• _TO BE DONE_: Return each entry exactly, omitting nothing.

• _INFORMATION PROVIDED_:
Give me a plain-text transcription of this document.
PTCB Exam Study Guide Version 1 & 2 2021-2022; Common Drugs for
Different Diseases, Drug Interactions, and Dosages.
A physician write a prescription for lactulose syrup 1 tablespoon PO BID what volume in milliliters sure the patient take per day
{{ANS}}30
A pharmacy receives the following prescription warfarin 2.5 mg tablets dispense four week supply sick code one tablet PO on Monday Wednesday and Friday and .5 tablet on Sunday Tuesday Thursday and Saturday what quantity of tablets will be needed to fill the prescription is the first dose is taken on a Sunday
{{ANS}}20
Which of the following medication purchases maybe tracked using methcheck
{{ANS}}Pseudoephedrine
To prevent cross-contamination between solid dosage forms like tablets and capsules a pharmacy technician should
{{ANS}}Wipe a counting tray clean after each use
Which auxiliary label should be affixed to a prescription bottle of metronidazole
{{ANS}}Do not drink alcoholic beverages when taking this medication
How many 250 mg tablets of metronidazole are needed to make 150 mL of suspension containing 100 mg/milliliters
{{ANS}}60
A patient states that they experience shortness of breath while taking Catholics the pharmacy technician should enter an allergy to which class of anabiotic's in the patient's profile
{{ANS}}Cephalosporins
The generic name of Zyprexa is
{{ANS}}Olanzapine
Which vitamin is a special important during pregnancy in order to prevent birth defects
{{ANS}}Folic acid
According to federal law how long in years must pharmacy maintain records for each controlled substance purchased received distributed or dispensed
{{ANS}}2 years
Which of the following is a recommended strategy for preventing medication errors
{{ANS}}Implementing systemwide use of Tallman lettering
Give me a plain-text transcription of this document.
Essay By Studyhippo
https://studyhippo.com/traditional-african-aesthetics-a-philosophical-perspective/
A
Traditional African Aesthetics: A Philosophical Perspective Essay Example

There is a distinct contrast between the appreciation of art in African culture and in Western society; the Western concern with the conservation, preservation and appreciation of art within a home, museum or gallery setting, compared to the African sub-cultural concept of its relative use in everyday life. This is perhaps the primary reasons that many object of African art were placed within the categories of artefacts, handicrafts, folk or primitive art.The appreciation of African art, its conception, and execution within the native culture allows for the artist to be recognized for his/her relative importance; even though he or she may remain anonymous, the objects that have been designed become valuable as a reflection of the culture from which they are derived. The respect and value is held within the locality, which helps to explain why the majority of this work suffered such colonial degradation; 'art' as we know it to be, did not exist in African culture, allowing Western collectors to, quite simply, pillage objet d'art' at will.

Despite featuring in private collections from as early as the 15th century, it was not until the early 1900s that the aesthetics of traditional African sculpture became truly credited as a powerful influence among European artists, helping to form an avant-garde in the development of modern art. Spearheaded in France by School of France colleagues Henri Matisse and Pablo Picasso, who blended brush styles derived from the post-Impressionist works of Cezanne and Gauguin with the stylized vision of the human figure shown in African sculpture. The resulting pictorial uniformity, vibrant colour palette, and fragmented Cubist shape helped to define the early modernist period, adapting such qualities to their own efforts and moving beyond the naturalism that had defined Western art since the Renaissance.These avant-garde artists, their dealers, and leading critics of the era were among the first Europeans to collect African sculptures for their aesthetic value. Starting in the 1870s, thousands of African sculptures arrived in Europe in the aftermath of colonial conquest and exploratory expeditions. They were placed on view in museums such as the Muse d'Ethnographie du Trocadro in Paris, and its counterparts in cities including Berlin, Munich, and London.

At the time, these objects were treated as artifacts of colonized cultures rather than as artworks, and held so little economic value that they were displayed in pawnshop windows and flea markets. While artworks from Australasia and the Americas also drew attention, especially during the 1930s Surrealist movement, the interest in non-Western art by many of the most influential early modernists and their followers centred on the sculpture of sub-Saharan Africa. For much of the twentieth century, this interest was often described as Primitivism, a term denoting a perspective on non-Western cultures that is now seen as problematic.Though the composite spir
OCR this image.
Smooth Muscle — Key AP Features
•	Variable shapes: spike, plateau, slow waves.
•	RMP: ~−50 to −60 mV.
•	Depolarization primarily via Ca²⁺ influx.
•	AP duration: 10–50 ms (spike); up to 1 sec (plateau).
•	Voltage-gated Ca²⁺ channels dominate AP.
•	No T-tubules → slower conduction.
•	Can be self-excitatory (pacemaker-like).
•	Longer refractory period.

• _EXPECTED OUTPUT_:
Give me a plain-text transcription of this document.
PTCB Exam Study Guide Version 1 & 2 2021-2022; Common Drugs for
Different Diseases, Drug Interactions, and Dosages.
A physician write a prescription for lactulose syrup 1 tablespoon PO BID what volume in milliliters sure the patient take per day
{{ANS}}30
A pharmacy receives the following prescription warfarin 2.5 mg tablets dispense four week supply sick code one tablet PO on Monday Wednesday and Friday and .5 tablet on Sunday Tuesday Thursday and Saturday what quantity of tablets will be needed to fill the prescription is the first dose is taken on a Sunday
{{ANS}}20
Which of the following medication purchases maybe tracked using methcheck
{{ANS}}Pseudoephedrine
To prevent cross-contamination between solid dosage forms like tablets and capsules a pharmacy technician should
{{ANS}}Wipe a counting tray clean after each use
Which auxiliary label should be affixed to a prescription bottle of metronidazole
{{ANS}}Do not drink alcoholic beverages when taking this medication
How many 250 mg tablets of metronidazole are needed to make 150 mL of suspension containing 100 mg/milliliters
{{ANS}}60
A patient states that they experience shortness of breath while taking Catholics the pharmacy technician should enter an allergy to which class of anabiotic's in the patient's profile
{{ANS}}Cephalosporins
The generic name of Zyprexa is
{{ANS}}Olanzapine
Which vitamin is a special important during pregnancy in order to prevent birth defects
{{ANS}}Folic acid
According to federal law how long in years must pharmacy maintain records for each controlled substance purchased received distributed or dispensed
{{ANS}}2 years
Which of the following is a recommended strategy for preventing medication errors
{{ANS}}Implementing systemwide use of Tallman lettering
Give me a plain-text transcription of this document.
Essay By Studyhippo
https://studyhippo.com/traditional-african-aesthetics-a-philosophical-perspective/
A
Traditional African Aesthetics: A Philosophical Perspective Essay Example

There is a distinct contrast between the appreciation of art in African culture and in Western society; the Western concern with the conservation, preservation and appreciation of art within a home, museum or gallery setting, compared to the African sub-cultural concept of its relative use in everyday life. This is perhaps the primary reasons that many object of African art were placed within the categories of artefacts, handicrafts, folk or primitive art.The appreciation of African art, its conception, and execution within the native culture allows for the artist to be recognized for his/her relative importance; even though he or she may remain anonymous, the objects that have been designed become valuable as a reflection of the culture from which they are derived. The respect and value is held within the locality, which helps to explain why the majority of this work suffered such colonial degradation; 'art' as we know it to be, did not exist in African culture, allowing Western collectors to, quite simply, pillage objet d'art' at will.

Despite featuring in private collections from as early as the 15th century, it was not until the early 1900s that the aesthetics of traditional African sculpture became truly credited as a powerful influence among European artists, helping to form an avant-garde in the development of modern art. Spearheaded in France by School of France colleagues Henri Matisse and Pablo Picasso, who blended brush styles derived from the post-Impressionist works of Cezanne and Gauguin with the stylized vision of the human figure shown in African sculpture. The resulting pictorial uniformity, vibrant colour palette, and fragmented Cubist shape helped to define the early modernist period, adapting such qualities to their own efforts and moving beyond the naturalism that had defined Western art since the Renaissance.These avant-garde artists, their dealers, and leading critics of the era were among the first Europeans to collect African sculptures for their aesthetic value. Starting in the 1870s, thousands of African sculptures arrived in Europe in the aftermath of colonial conquest and exploratory expeditions. They were placed on view in museums such as the Muse d'Ethnographie du Trocadro in Paris, and its counterparts in cities including Berlin, Munich, and London.

At the time, these objects were treated as artifacts of colonized cultures rather than as artworks, and held so little economic value that they were displayed in pawnshop windows and flea markets. While artworks from Australasia and the Americas also drew attention, especially during the 1930s Surrealist movement, the interest in non-Western art by many of the most influential early modernists and their followers centred on the sculpture of sub-Saharan Africa. For much of the twentieth century, this interest was often described as Primitivism, a term denoting a perspective on non-Western cultures that is now seen as problematic.Though the composite spir
OCR this image.
Smooth Muscle — Key AP Features
•	Variable shapes: spike, plateau, slow waves.
•	RMP: ~−50 to −60 mV.
•	Depolarization primarily via Ca²⁺ influx.
•	AP duration: 10–50 ms (spike); up to 1 sec (plateau).
•	Voltage-gated Ca²⁺ channels dominate AP.
•	No T-tubules → slower conduction.
•	Can be self-excitatory (pacemaker-like).
•	Longer refractory period.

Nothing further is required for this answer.